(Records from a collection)
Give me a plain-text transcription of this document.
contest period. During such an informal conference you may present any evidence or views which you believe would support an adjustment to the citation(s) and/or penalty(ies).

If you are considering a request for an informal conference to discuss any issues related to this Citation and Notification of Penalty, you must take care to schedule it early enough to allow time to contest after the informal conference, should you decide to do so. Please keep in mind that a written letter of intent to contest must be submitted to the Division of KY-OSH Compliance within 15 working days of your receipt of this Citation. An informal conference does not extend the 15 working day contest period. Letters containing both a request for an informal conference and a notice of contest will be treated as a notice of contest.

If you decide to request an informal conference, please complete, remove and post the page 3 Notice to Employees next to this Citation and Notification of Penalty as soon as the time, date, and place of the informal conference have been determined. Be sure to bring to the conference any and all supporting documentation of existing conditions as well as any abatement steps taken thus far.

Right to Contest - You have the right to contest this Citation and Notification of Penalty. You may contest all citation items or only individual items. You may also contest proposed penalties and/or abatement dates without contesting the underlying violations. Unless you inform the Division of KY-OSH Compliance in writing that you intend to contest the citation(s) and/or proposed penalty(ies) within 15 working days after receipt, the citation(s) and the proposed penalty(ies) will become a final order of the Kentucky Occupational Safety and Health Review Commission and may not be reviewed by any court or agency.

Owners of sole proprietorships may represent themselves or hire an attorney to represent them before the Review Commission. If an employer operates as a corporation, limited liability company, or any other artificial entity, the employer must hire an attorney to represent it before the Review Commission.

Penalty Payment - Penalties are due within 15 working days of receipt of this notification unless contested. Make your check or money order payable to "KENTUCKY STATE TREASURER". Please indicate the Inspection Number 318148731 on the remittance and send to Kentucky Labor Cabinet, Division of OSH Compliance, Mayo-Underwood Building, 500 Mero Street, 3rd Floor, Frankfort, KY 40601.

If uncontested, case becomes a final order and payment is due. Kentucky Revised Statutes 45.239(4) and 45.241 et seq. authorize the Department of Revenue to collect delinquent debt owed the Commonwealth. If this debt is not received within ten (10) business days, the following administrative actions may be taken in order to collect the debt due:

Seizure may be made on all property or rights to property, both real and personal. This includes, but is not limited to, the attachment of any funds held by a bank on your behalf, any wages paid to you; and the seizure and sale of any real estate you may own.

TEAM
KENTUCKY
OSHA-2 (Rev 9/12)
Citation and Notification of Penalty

(DO THIS) Say how many lines include the word "after"; reply with the number alone.

(WORKED SOLUTION) 2